» TASK DESCRIPTION: Read the records and gather each line that includes "Business".

----------------------------------------

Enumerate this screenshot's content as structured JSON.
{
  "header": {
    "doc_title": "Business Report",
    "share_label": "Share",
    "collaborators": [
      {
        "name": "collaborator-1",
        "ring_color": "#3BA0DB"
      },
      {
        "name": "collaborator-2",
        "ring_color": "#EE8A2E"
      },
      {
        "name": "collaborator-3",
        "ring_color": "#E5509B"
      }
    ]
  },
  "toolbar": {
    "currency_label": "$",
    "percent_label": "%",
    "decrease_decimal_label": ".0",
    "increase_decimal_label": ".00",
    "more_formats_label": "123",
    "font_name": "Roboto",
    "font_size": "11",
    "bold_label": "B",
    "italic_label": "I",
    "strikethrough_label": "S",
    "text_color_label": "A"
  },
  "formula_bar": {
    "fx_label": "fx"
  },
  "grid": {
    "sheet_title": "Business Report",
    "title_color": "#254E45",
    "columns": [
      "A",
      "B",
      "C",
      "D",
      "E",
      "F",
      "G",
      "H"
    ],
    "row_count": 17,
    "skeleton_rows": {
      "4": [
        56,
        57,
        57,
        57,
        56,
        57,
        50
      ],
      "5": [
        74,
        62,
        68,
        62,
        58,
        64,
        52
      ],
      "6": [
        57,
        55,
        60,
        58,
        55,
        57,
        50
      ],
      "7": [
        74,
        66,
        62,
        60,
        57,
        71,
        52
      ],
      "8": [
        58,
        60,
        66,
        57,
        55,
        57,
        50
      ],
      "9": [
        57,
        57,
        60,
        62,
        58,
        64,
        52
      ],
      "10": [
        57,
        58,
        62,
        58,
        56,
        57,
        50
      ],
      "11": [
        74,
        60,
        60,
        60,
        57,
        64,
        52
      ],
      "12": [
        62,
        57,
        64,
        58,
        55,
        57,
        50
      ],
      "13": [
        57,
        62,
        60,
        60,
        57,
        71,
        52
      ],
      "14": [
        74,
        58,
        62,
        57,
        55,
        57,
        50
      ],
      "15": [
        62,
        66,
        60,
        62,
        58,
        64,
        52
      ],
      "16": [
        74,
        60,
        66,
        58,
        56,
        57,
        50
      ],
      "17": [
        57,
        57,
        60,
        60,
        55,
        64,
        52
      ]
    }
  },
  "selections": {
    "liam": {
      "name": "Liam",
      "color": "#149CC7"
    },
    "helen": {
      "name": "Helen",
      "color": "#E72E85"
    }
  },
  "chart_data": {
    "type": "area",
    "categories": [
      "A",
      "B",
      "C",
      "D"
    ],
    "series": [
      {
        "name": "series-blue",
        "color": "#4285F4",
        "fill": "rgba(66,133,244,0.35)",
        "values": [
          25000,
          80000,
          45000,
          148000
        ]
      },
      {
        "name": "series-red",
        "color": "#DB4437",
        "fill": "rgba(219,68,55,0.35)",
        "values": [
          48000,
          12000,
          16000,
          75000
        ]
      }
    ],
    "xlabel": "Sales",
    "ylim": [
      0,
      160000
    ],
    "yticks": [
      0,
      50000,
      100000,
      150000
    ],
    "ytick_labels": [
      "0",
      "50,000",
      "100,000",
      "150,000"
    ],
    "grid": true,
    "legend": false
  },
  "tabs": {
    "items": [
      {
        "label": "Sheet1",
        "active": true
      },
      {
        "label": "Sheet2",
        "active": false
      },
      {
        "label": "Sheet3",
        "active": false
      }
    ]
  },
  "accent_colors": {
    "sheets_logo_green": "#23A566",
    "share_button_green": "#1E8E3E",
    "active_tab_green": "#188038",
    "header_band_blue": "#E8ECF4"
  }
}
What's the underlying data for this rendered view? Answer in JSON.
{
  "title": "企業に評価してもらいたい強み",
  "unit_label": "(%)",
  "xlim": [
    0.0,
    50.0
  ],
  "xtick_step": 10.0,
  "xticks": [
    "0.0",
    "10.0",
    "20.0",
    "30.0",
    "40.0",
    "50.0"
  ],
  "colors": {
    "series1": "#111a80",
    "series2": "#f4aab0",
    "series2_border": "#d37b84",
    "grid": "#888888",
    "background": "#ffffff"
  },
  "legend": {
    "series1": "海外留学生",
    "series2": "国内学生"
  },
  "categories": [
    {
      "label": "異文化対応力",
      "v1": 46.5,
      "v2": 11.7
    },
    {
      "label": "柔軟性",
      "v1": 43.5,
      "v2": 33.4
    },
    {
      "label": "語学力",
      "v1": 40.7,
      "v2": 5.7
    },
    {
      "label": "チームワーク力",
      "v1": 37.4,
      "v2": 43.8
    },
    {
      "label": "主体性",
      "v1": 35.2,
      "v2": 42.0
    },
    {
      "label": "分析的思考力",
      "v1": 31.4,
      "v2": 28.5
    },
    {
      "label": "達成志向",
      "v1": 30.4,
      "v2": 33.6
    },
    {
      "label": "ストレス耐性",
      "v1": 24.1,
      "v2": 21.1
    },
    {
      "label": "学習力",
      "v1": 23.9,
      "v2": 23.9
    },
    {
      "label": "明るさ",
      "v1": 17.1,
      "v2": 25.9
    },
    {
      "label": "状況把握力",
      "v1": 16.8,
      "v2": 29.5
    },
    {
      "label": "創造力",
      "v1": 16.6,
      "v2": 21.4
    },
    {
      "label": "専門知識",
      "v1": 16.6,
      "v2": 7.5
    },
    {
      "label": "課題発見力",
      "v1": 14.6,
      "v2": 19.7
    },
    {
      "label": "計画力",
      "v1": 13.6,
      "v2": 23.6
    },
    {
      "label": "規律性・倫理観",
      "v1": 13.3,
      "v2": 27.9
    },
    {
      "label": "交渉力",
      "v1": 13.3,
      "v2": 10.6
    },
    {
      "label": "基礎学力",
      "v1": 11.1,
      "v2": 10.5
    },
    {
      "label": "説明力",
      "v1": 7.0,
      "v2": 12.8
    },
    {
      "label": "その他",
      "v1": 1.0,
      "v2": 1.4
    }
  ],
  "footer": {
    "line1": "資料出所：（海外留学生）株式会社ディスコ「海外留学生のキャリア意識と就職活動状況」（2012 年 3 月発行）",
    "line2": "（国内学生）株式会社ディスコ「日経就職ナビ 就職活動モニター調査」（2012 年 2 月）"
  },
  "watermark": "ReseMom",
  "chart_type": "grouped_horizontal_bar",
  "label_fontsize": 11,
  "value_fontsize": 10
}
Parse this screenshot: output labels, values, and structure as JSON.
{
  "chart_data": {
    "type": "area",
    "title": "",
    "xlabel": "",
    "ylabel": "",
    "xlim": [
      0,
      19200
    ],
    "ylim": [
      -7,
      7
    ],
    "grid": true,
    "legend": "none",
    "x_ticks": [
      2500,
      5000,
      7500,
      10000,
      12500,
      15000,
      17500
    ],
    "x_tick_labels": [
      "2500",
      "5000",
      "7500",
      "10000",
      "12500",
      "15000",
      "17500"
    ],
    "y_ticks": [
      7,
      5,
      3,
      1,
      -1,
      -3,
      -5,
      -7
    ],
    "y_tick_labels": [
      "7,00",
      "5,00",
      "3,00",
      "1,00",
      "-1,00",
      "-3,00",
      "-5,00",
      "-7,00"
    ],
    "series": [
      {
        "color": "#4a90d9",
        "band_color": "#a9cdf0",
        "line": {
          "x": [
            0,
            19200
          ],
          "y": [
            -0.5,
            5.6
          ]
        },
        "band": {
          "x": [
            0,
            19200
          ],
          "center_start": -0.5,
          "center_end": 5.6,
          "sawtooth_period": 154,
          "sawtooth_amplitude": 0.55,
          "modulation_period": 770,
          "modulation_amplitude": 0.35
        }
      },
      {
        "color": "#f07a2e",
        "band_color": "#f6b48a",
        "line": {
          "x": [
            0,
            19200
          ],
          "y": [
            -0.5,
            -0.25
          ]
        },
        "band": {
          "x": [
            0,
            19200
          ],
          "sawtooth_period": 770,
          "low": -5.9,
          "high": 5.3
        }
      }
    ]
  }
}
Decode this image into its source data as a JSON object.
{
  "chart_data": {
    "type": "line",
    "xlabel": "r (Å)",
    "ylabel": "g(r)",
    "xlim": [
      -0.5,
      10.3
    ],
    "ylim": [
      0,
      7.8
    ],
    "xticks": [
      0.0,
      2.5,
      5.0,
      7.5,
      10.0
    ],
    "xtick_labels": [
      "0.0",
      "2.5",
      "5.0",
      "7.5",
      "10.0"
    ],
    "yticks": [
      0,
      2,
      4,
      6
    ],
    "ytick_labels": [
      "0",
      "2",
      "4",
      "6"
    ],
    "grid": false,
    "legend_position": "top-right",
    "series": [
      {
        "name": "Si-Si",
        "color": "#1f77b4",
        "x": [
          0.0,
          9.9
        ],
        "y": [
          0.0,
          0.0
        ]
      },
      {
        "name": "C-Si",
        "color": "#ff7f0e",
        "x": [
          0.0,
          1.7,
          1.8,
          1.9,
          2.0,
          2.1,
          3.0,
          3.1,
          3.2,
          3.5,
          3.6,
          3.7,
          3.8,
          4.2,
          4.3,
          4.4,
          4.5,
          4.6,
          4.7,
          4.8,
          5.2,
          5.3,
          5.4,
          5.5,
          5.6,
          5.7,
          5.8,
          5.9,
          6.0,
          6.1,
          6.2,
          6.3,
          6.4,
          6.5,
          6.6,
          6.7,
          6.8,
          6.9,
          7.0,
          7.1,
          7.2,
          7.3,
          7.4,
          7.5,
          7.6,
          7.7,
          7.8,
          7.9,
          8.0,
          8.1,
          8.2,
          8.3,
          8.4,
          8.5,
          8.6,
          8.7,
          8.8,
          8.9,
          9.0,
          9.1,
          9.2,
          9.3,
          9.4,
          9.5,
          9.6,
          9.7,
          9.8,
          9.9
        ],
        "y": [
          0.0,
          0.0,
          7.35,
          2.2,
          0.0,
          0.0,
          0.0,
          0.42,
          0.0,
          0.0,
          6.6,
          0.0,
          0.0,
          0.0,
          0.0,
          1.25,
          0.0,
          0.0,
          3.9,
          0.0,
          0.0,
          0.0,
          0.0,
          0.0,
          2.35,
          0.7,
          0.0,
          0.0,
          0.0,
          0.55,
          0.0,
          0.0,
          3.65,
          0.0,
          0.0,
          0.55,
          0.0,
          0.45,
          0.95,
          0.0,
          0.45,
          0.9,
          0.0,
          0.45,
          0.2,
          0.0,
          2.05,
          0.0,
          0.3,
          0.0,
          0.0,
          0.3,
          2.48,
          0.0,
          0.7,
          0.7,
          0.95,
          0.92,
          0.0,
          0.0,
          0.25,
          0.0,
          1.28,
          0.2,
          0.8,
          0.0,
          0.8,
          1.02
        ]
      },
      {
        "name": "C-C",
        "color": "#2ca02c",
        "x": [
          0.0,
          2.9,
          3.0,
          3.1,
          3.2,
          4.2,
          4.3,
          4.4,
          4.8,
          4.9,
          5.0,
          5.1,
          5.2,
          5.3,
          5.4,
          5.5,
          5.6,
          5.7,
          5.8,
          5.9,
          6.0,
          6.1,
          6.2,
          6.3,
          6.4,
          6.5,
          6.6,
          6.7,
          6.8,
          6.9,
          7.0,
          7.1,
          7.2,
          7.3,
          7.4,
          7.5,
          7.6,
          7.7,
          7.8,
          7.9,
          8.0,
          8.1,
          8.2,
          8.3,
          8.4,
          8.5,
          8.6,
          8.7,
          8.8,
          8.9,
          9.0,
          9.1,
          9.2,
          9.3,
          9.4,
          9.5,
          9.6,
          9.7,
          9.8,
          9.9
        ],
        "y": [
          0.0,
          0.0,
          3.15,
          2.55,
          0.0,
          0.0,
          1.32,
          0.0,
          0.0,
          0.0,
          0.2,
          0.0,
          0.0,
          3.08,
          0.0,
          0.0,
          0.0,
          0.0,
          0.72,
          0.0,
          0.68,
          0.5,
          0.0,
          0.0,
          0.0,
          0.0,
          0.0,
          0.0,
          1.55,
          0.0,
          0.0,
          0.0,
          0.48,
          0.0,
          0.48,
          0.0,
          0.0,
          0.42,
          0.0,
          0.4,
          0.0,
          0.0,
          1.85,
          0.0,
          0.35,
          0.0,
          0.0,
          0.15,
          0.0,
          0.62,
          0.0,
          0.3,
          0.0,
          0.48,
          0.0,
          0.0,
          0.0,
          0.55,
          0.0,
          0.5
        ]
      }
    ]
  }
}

----------------------------------------

» THE SOLUTION:
    "doc_title": "Business Report",
    "sheet_title": "Business Report",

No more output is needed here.